What you should do>
Spot every line with the word "Stars" and return it.
— START OF Records shown —
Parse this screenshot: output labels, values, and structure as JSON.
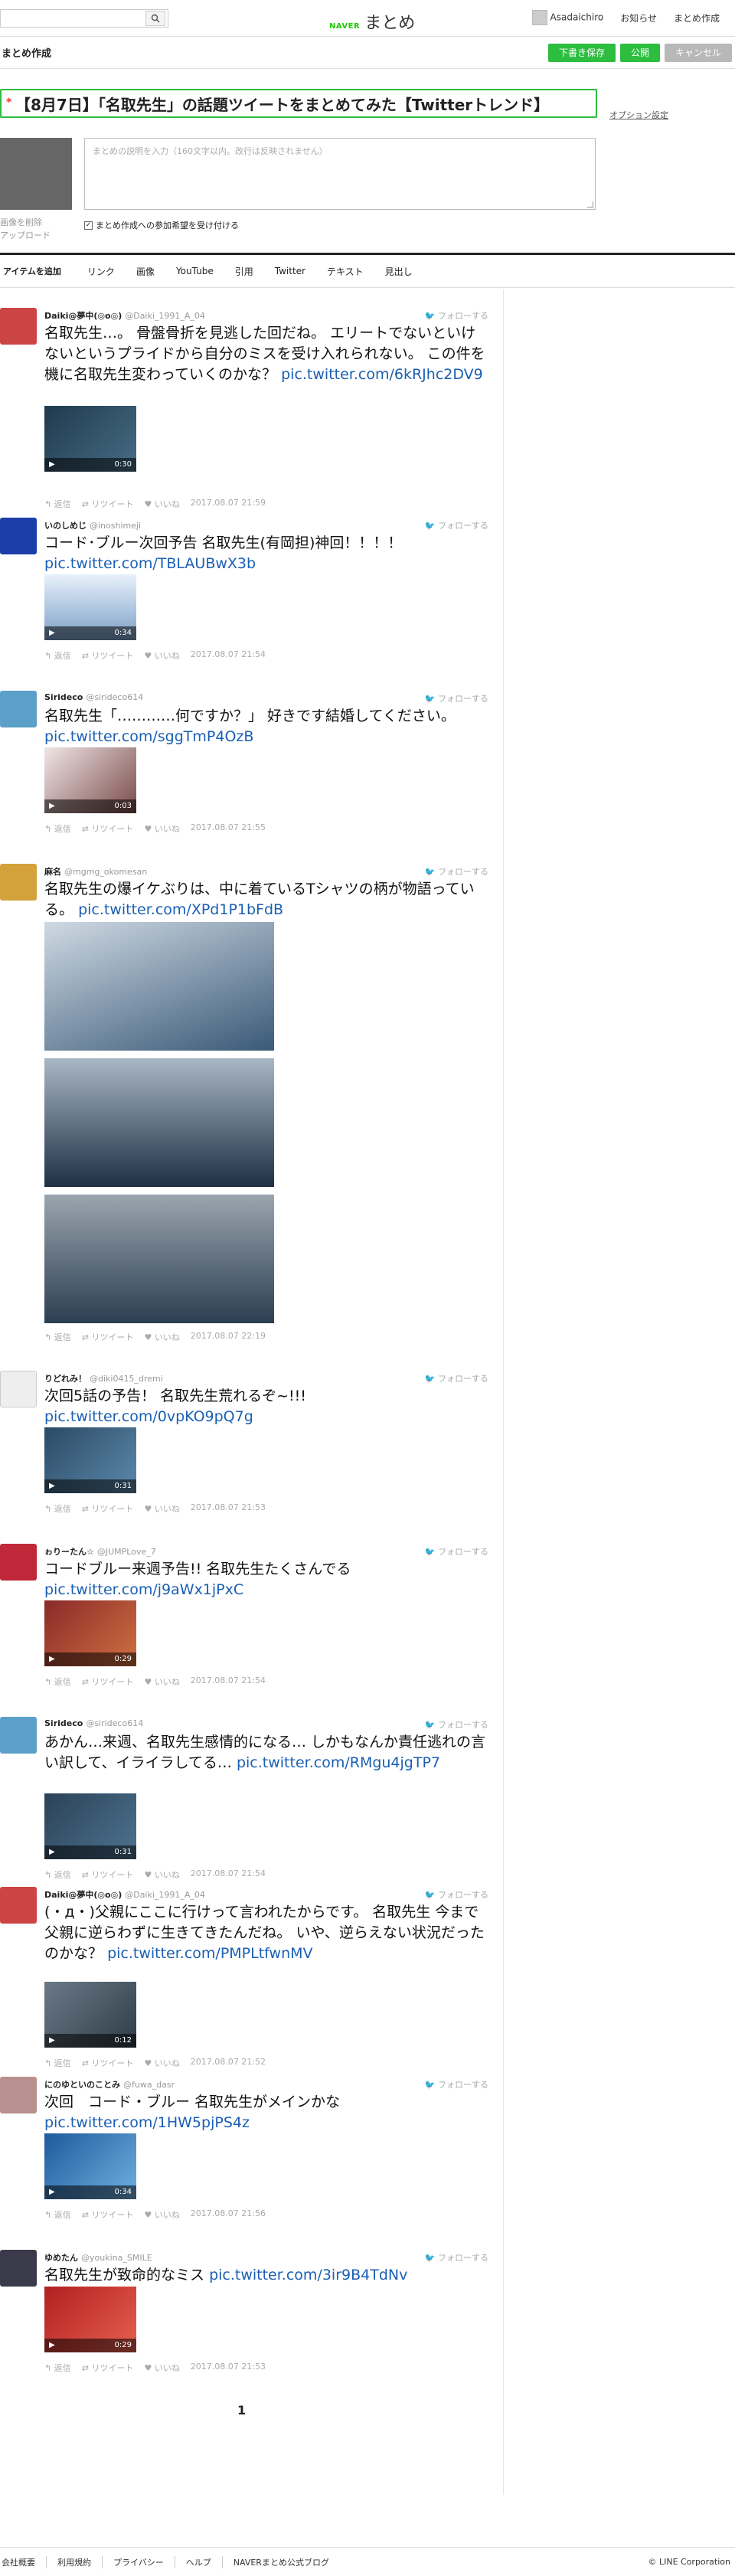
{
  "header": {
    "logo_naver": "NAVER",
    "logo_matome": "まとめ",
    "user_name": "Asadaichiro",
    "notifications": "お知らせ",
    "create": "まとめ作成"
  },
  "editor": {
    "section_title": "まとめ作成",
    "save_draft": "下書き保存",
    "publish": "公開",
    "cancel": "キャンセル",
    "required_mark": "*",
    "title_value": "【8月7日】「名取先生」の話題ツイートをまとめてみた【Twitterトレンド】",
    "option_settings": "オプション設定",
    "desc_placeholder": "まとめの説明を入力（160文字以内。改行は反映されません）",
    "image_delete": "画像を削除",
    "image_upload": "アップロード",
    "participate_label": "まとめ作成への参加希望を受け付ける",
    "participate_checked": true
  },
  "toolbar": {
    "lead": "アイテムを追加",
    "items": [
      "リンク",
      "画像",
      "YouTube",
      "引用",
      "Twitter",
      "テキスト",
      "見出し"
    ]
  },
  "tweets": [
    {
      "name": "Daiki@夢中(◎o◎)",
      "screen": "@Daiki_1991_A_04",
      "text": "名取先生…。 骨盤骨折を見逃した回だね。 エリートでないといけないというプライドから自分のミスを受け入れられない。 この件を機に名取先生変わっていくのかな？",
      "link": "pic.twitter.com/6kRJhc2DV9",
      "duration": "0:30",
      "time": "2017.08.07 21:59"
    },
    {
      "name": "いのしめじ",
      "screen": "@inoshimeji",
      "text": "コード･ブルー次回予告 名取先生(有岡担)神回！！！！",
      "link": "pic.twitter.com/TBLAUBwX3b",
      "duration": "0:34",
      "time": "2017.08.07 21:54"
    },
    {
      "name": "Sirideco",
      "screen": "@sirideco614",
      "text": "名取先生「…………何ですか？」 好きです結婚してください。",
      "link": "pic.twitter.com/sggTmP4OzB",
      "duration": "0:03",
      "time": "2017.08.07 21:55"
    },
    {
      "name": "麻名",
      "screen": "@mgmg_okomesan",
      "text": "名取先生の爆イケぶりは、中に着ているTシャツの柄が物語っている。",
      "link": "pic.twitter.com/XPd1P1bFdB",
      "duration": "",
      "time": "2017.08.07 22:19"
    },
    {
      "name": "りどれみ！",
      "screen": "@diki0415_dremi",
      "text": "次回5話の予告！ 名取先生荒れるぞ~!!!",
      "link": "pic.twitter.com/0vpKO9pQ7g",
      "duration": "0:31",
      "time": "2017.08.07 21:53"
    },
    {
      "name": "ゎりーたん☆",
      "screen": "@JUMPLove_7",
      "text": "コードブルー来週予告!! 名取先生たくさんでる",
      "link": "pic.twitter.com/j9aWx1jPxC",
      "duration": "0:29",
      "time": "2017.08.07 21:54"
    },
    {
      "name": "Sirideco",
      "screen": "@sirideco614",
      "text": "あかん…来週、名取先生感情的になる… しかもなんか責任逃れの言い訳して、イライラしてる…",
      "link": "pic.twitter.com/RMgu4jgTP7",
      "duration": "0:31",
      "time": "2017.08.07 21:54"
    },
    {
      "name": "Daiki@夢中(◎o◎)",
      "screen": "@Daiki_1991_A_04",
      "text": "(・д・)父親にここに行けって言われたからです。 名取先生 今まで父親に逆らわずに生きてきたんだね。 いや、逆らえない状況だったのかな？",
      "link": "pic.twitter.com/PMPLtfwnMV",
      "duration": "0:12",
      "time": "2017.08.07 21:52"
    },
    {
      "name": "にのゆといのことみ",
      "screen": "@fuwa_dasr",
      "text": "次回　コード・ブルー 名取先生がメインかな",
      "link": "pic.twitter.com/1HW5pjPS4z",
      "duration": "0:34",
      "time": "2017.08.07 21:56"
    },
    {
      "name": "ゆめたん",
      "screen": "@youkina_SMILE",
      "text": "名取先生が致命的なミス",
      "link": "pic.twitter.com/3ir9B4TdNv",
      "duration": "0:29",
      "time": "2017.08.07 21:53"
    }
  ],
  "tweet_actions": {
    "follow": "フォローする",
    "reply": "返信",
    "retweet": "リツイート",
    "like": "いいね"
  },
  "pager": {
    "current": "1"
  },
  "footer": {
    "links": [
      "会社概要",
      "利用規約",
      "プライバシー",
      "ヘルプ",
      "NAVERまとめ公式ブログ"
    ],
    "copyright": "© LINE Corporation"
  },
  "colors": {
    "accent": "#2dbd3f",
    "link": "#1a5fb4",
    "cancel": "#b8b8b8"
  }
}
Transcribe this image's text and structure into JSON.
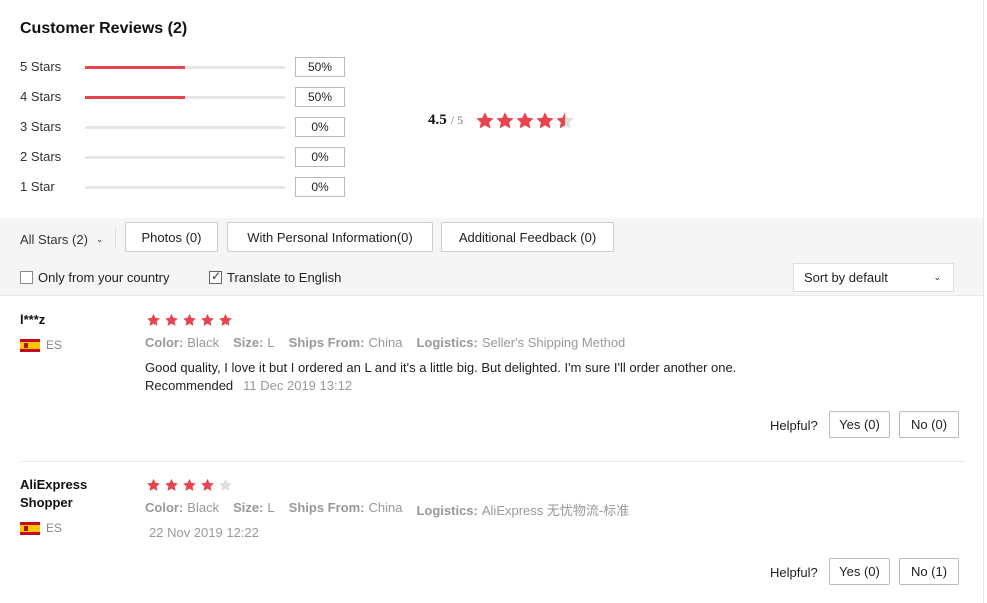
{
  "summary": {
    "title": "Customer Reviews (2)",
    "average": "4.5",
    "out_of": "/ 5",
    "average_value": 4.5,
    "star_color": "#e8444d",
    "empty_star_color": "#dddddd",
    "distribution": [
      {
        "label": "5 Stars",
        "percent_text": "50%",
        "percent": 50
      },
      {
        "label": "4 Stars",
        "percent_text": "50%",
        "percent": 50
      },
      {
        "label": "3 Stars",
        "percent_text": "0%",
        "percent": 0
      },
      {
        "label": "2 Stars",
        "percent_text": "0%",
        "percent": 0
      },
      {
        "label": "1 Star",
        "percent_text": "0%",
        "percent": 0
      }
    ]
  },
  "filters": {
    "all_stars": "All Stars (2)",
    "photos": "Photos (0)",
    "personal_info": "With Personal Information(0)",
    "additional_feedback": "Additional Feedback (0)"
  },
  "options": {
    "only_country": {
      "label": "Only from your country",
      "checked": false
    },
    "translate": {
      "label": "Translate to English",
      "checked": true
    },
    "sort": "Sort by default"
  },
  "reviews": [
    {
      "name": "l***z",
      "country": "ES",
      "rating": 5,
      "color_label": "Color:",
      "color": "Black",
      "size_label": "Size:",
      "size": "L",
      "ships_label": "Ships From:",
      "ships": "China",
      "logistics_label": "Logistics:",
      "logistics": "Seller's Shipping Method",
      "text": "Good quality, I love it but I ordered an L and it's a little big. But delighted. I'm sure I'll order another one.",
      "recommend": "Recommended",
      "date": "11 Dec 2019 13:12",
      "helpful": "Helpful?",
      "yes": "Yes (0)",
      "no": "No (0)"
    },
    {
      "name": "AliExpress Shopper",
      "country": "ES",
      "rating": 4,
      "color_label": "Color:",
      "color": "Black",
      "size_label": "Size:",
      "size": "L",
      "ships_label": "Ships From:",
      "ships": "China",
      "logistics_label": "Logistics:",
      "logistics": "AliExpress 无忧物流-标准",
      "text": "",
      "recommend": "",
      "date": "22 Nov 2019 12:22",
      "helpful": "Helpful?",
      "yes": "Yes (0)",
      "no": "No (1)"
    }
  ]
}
— END OF Records shown —
Solution to this exercise>
        "label": "5 Stars",
        "label": "4 Stars",
        "label": "3 Stars",
        "label": "2 Stars",
    "all_stars": "All Stars (2)",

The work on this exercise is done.